(Data entries for graphics)
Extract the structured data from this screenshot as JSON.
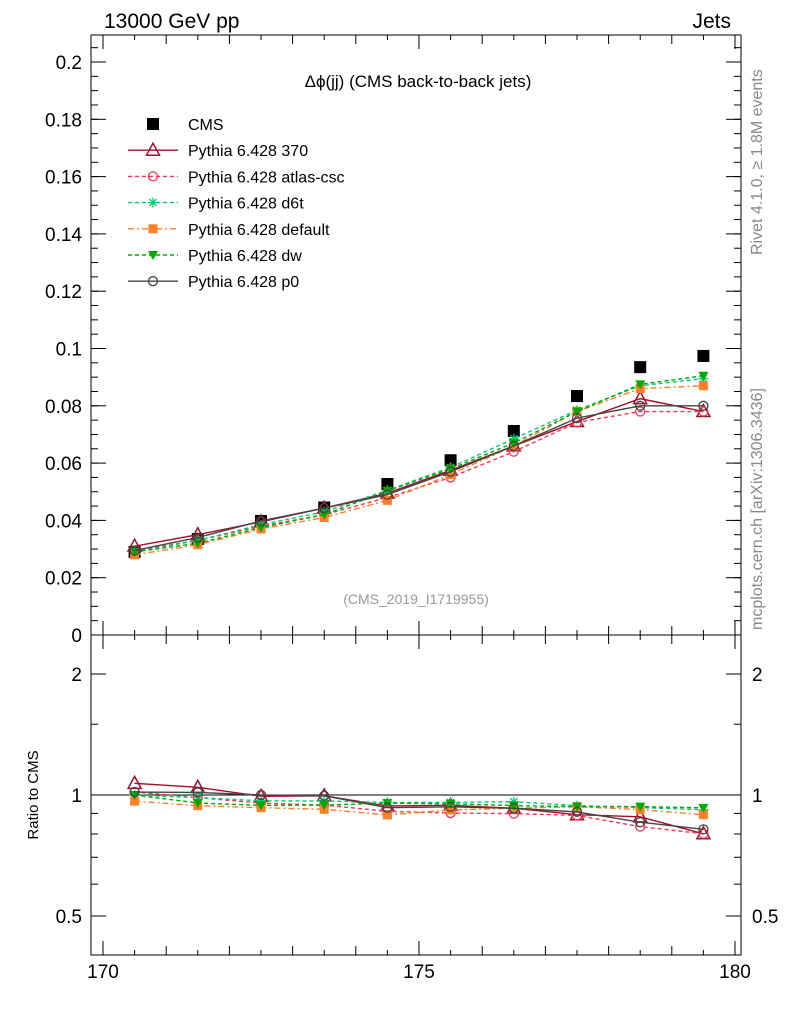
{
  "header": {
    "left": "13000 GeV pp",
    "right": "Jets"
  },
  "side": {
    "rivet": "Rivet 4.1.0, ≥ 1.8M events",
    "mcplots": "mcplots.cern.ch [arXiv:1306.3436]"
  },
  "chart_data": {
    "type": "line",
    "title": "Δϕ(jj) (CMS back-to-back jets)",
    "watermark": "(CMS_2019_I1719955)",
    "xlim": [
      170,
      180
    ],
    "ylim": [
      0,
      0.21
    ],
    "xticks": [
      "170",
      "175",
      "180"
    ],
    "yticks": [
      "0",
      "0.02",
      "0.04",
      "0.06",
      "0.08",
      "0.1",
      "0.12",
      "0.14",
      "0.16",
      "0.18",
      "0.2"
    ],
    "ratio": {
      "ylabel": "Ratio to CMS",
      "scale": "log",
      "ylim": [
        0.42,
        2.3
      ],
      "yticks": [
        "0.5",
        "1",
        "2"
      ]
    },
    "legend_position": "top-left",
    "x": [
      170.5,
      171.5,
      172.5,
      173.5,
      174.5,
      175.5,
      176.5,
      177.5,
      178.5,
      179.5
    ],
    "series": [
      {
        "name": "CMS",
        "color": "#000000",
        "marker": "square",
        "dash": "none",
        "values": [
          0.029,
          0.0335,
          0.0398,
          0.0445,
          0.0527,
          0.061,
          0.0712,
          0.0834,
          0.0935,
          0.0974
        ]
      },
      {
        "name": "Pythia 6.428 370",
        "color": "#a0102a",
        "marker": "triangle",
        "dash": "",
        "values": [
          0.031,
          0.035,
          0.0395,
          0.0443,
          0.0495,
          0.0575,
          0.066,
          0.0745,
          0.0825,
          0.078
        ]
      },
      {
        "name": "Pythia 6.428 atlas-csc",
        "color": "#ff3355",
        "marker": "circle",
        "dash": "4,3",
        "values": [
          0.0295,
          0.033,
          0.038,
          0.042,
          0.048,
          0.055,
          0.064,
          0.0742,
          0.078,
          0.078
        ]
      },
      {
        "name": "Pythia 6.428 d6t",
        "color": "#00cc77",
        "marker": "star",
        "dash": "4,3",
        "values": [
          0.029,
          0.033,
          0.0385,
          0.043,
          0.0505,
          0.0585,
          0.0685,
          0.0785,
          0.087,
          0.0895
        ]
      },
      {
        "name": "Pythia 6.428 default",
        "color": "#ff7f27",
        "marker": "fsquare",
        "dash": "6,3,2,3",
        "values": [
          0.028,
          0.0315,
          0.037,
          0.041,
          0.047,
          0.056,
          0.066,
          0.078,
          0.086,
          0.087
        ]
      },
      {
        "name": "Pythia 6.428 dw",
        "color": "#00aa00",
        "marker": "ftriangle",
        "dash": "4,3",
        "values": [
          0.029,
          0.032,
          0.0375,
          0.042,
          0.0503,
          0.058,
          0.067,
          0.078,
          0.0875,
          0.0905
        ]
      },
      {
        "name": "Pythia 6.428 p0",
        "color": "#444444",
        "marker": "circle",
        "dash": "",
        "values": [
          0.0295,
          0.034,
          0.0398,
          0.0443,
          0.049,
          0.057,
          0.066,
          0.0757,
          0.08,
          0.08
        ]
      }
    ]
  }
}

• Exercise directions:
Print each line of the material above exactly, with the pictures removed from your copy.

• Full output:
Extract the structured data from this screenshot as JSON.
{
  "header": {
    "left": "13000 GeV pp",
    "right": "Jets"
  },
  "side": {
    "rivet": "Rivet 4.1.0, ≥ 1.8M events",
    "mcplots": "mcplots.cern.ch [arXiv:1306.3436]"
  },
  "chart_data": {
    "type": "line",
    "title": "Δϕ(jj) (CMS back-to-back jets)",
    "watermark": "(CMS_2019_I1719955)",
    "xlim": [
      170,
      180
    ],
    "ylim": [
      0,
      0.21
    ],
    "xticks": [
      "170",
      "175",
      "180"
    ],
    "yticks": [
      "0",
      "0.02",
      "0.04",
      "0.06",
      "0.08",
      "0.1",
      "0.12",
      "0.14",
      "0.16",
      "0.18",
      "0.2"
    ],
    "ratio": {
      "ylabel": "Ratio to CMS",
      "scale": "log",
      "ylim": [
        0.42,
        2.3
      ],
      "yticks": [
        "0.5",
        "1",
        "2"
      ]
    },
    "legend_position": "top-left",
    "x": [
      170.5,
      171.5,
      172.5,
      173.5,
      174.5,
      175.5,
      176.5,
      177.5,
      178.5,
      179.5
    ],
    "series": [
      {
        "name": "CMS",
        "color": "#000000",
        "marker": "square",
        "dash": "none",
        "values": [
          0.029,
          0.0335,
          0.0398,
          0.0445,
          0.0527,
          0.061,
          0.0712,
          0.0834,
          0.0935,
          0.0974
        ]
      },
      {
        "name": "Pythia 6.428 370",
        "color": "#a0102a",
        "marker": "triangle",
        "dash": "",
        "values": [
          0.031,
          0.035,
          0.0395,
          0.0443,
          0.0495,
          0.0575,
          0.066,
          0.0745,
          0.0825,
          0.078
        ]
      },
      {
        "name": "Pythia 6.428 atlas-csc",
        "color": "#ff3355",
        "marker": "circle",
        "dash": "4,3",
        "values": [
          0.0295,
          0.033,
          0.038,
          0.042,
          0.048,
          0.055,
          0.064,
          0.0742,
          0.078,
          0.078
        ]
      },
      {
        "name": "Pythia 6.428 d6t",
        "color": "#00cc77",
        "marker": "star",
        "dash": "4,3",
        "values": [
          0.029,
          0.033,
          0.0385,
          0.043,
          0.0505,
          0.0585,
          0.0685,
          0.0785,
          0.087,
          0.0895
        ]
      },
      {
        "name": "Pythia 6.428 default",
        "color": "#ff7f27",
        "marker": "fsquare",
        "dash": "6,3,2,3",
        "values": [
          0.028,
          0.0315,
          0.037,
          0.041,
          0.047,
          0.056,
          0.066,
          0.078,
          0.086,
          0.087
        ]
      },
      {
        "name": "Pythia 6.428 dw",
        "color": "#00aa00",
        "marker": "ftriangle",
        "dash": "4,3",
        "values": [
          0.029,
          0.032,
          0.0375,
          0.042,
          0.0503,
          0.058,
          0.067,
          0.078,
          0.0875,
          0.0905
        ]
      },
      {
        "name": "Pythia 6.428 p0",
        "color": "#444444",
        "marker": "circle",
        "dash": "",
        "values": [
          0.0295,
          0.034,
          0.0398,
          0.0443,
          0.049,
          0.057,
          0.066,
          0.0757,
          0.08,
          0.08
        ]
      }
    ]
  }
}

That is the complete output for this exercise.